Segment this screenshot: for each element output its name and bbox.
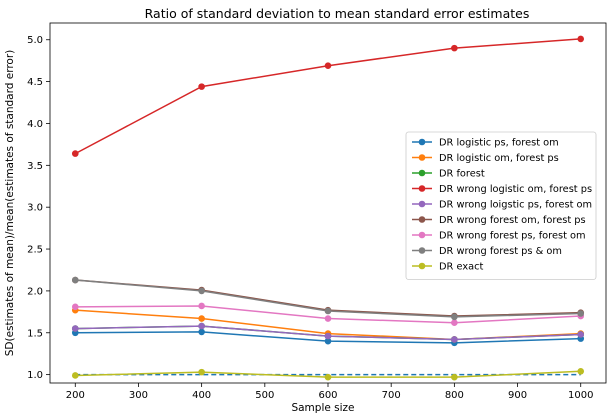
data-point: [71, 303, 79, 311]
data-point: [324, 373, 332, 381]
x-axis-label: Sample size: [291, 402, 354, 414]
data-point: [451, 313, 458, 321]
series: [71, 276, 585, 321]
data-point: [71, 150, 79, 157]
x-tick-label: 600: [318, 390, 337, 401]
y-tick-label: 4.0: [27, 119, 43, 130]
data-point: [71, 276, 79, 284]
data-point: [324, 315, 332, 322]
data-point: [198, 368, 205, 376]
y-tick-label: 4.5: [27, 77, 43, 88]
x-tick-label: 200: [66, 390, 85, 401]
legend-swatch-marker: [418, 216, 426, 223]
x-axis: 200 300 400 500 600 700 800 900 1000: [66, 383, 593, 401]
series: [71, 35, 585, 157]
legend-label: DR logistic om, forest ps: [439, 153, 559, 164]
data-point: [198, 83, 205, 90]
legend-item: DR wrong loigstic ps, forest om: [412, 200, 592, 211]
legend-label: DR logistic ps, forest om: [439, 138, 559, 149]
data-point: [451, 336, 458, 343]
y-tick-label: 5.0: [27, 35, 43, 46]
legend-swatch-marker: [418, 200, 426, 208]
legend-swatch-marker: [418, 185, 426, 192]
data-point: [324, 337, 332, 345]
x-tick-label: 800: [445, 390, 464, 401]
x-tick-label: 500: [255, 390, 274, 401]
y-tick-label: 3.5: [27, 161, 43, 172]
legend-swatch-marker: [418, 262, 426, 270]
legend-label: DR wrong logistic om, forest ps: [439, 184, 592, 195]
data-point: [451, 44, 458, 52]
legend-swatch-marker: [418, 154, 426, 161]
legend-item: DR exact: [412, 262, 484, 273]
legend-swatch-marker: [418, 247, 426, 254]
data-point: [198, 302, 205, 310]
data-point: [577, 367, 585, 375]
legend-item: DR wrong logistic om, forest ps: [412, 184, 592, 195]
chart-title: Ratio of standard deviation to mean stan…: [145, 6, 530, 21]
data-point: [198, 315, 205, 322]
y-tick-label: 2.5: [27, 245, 43, 256]
y-tick-label: 1.5: [27, 328, 43, 339]
y-axis: 1.0 1.5 2.0 2.5 3.0 3.5 4.0 4.5 5.0: [27, 35, 50, 381]
data-point: [451, 319, 458, 327]
data-point: [324, 332, 332, 340]
data-point: [577, 35, 585, 43]
legend-label: DR wrong loigstic ps, forest om: [439, 200, 592, 211]
legend-swatch-marker: [418, 138, 426, 146]
legend-item: DR wrong forest om, forest ps: [412, 215, 586, 226]
legend-item: DR wrong forest ps & om: [412, 246, 562, 257]
y-axis-label: SD(estimates of mean)/mean(estimates of …: [4, 50, 16, 357]
legend-label: DR exact: [439, 262, 484, 273]
series: [71, 367, 585, 381]
series: [71, 322, 585, 343]
data-point: [324, 307, 332, 315]
legend-item: DR wrong forest ps, forest om: [412, 231, 586, 242]
data-point: [198, 287, 205, 295]
x-tick-label: 400: [192, 390, 211, 401]
data-point: [198, 328, 205, 336]
data-point: [451, 373, 458, 381]
legend-label: DR wrong forest om, forest ps: [439, 215, 586, 226]
data-point: [198, 322, 205, 330]
legend-item: DR forest: [412, 169, 485, 180]
data-point: [577, 310, 585, 317]
legend-label: DR forest: [439, 169, 485, 180]
x-tick-label: 300: [129, 390, 148, 401]
legend-box: [405, 131, 597, 280]
legend-swatch-marker: [418, 231, 426, 239]
y-tick-label: 3.0: [27, 203, 43, 214]
legend: DR logistic ps, forest om DR logistic om,…: [405, 131, 597, 280]
x-tick-label: 700: [382, 390, 401, 401]
data-point: [71, 325, 79, 332]
y-tick-label: 2.0: [27, 286, 43, 297]
data-point: [71, 372, 79, 379]
legend-item: DR logistic ps, forest om: [412, 138, 559, 149]
y-tick-label: 1.0: [27, 370, 43, 381]
x-tick-label: 1000: [568, 390, 593, 401]
legend-item: DR logistic om, forest ps: [412, 153, 559, 164]
legend-label: DR wrong forest ps, forest om: [439, 231, 586, 242]
data-point: [577, 331, 585, 338]
series-group: [71, 35, 585, 381]
x-tick-label: 900: [508, 390, 527, 401]
data-point: [324, 62, 332, 69]
legend-label: DR wrong forest ps & om: [439, 246, 562, 257]
legend-swatch-marker: [418, 169, 426, 177]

Task goal ::
Reproduce every line of the data above without changing a character, and omit the picture.

Written reply ::
Segment this screenshot: for each element output its name and bbox.
data-point: [71, 303, 79, 311]
data-point: [324, 373, 332, 381]
x-axis-label: Sample size: [291, 402, 354, 414]
data-point: [451, 313, 458, 321]
series: [71, 276, 585, 321]
data-point: [71, 150, 79, 157]
x-tick-label: 600: [318, 390, 337, 401]
y-tick-label: 4.0: [27, 119, 43, 130]
data-point: [71, 276, 79, 284]
data-point: [324, 315, 332, 322]
data-point: [198, 368, 205, 376]
y-tick-label: 4.5: [27, 77, 43, 88]
x-tick-label: 200: [66, 390, 85, 401]
legend-swatch-marker: [418, 216, 426, 223]
x-axis: 200 300 400 500 600 700 800 900 1000: [66, 383, 593, 401]
series: [71, 35, 585, 157]
legend-label: DR logistic om, forest ps: [439, 153, 559, 164]
data-point: [198, 83, 205, 90]
legend-item: DR wrong loigstic ps, forest om: [412, 200, 592, 211]
legend-label: DR logistic ps, forest om: [439, 138, 559, 149]
data-point: [451, 336, 458, 343]
y-tick-label: 5.0: [27, 35, 43, 46]
legend-swatch-marker: [418, 200, 426, 208]
legend-swatch-marker: [418, 185, 426, 192]
data-point: [324, 337, 332, 345]
x-tick-label: 800: [445, 390, 464, 401]
x-tick-label: 500: [255, 390, 274, 401]
y-tick-label: 3.5: [27, 161, 43, 172]
legend-swatch-marker: [418, 262, 426, 270]
legend-label: DR wrong logistic om, forest ps: [439, 184, 592, 195]
data-point: [451, 44, 458, 52]
legend-swatch-marker: [418, 154, 426, 161]
legend-item: DR exact: [412, 262, 484, 273]
legend-swatch-marker: [418, 247, 426, 254]
data-point: [198, 302, 205, 310]
data-point: [577, 367, 585, 375]
legend-item: DR wrong logistic om, forest ps: [412, 184, 592, 195]
chart-title: Ratio of standard deviation to mean stan…: [145, 6, 530, 21]
data-point: [198, 315, 205, 322]
y-tick-label: 2.5: [27, 245, 43, 256]
y-tick-label: 1.5: [27, 328, 43, 339]
y-axis: 1.0 1.5 2.0 2.5 3.0 3.5 4.0 4.5 5.0: [27, 35, 50, 381]
data-point: [451, 319, 458, 327]
data-point: [324, 332, 332, 340]
data-point: [577, 35, 585, 43]
legend-label: DR wrong loigstic ps, forest om: [439, 200, 592, 211]
legend-swatch-marker: [418, 138, 426, 146]
legend-item: DR wrong forest om, forest ps: [412, 215, 586, 226]
legend-item: DR wrong forest ps & om: [412, 246, 562, 257]
y-axis-label: SD(estimates of mean)/mean(estimates of …: [4, 50, 16, 357]
legend-label: DR exact: [439, 262, 484, 273]
series: [71, 367, 585, 381]
series: [71, 322, 585, 343]
data-point: [324, 307, 332, 315]
legend-item: DR wrong forest ps, forest om: [412, 231, 586, 242]
data-point: [198, 287, 205, 295]
x-tick-label: 400: [192, 390, 211, 401]
data-point: [198, 328, 205, 336]
data-point: [451, 373, 458, 381]
legend-label: DR wrong forest om, forest ps: [439, 215, 586, 226]
data-point: [198, 322, 205, 330]
legend-item: DR forest: [412, 169, 485, 180]
data-point: [577, 310, 585, 317]
legend-label: DR forest: [439, 169, 485, 180]
x-tick-label: 300: [129, 390, 148, 401]
legend-box: [405, 131, 597, 280]
legend-swatch-marker: [418, 231, 426, 239]
y-tick-label: 3.0: [27, 203, 43, 214]
legend: DR logistic ps, forest om DR logistic om,…: [405, 131, 597, 280]
x-tick-label: 700: [382, 390, 401, 401]
data-point: [71, 325, 79, 332]
y-tick-label: 2.0: [27, 286, 43, 297]
data-point: [71, 372, 79, 379]
legend-item: DR logistic ps, forest om: [412, 138, 559, 149]
y-tick-label: 1.0: [27, 370, 43, 381]
x-tick-label: 1000: [568, 390, 593, 401]
legend-item: DR logistic om, forest ps: [412, 153, 559, 164]
legend-label: DR wrong forest ps, forest om: [439, 231, 586, 242]
data-point: [577, 331, 585, 338]
series-group: [71, 35, 585, 381]
x-tick-label: 900: [508, 390, 527, 401]
data-point: [324, 62, 332, 69]
legend-label: DR wrong forest ps & om: [439, 246, 562, 257]
legend-swatch-marker: [418, 169, 426, 177]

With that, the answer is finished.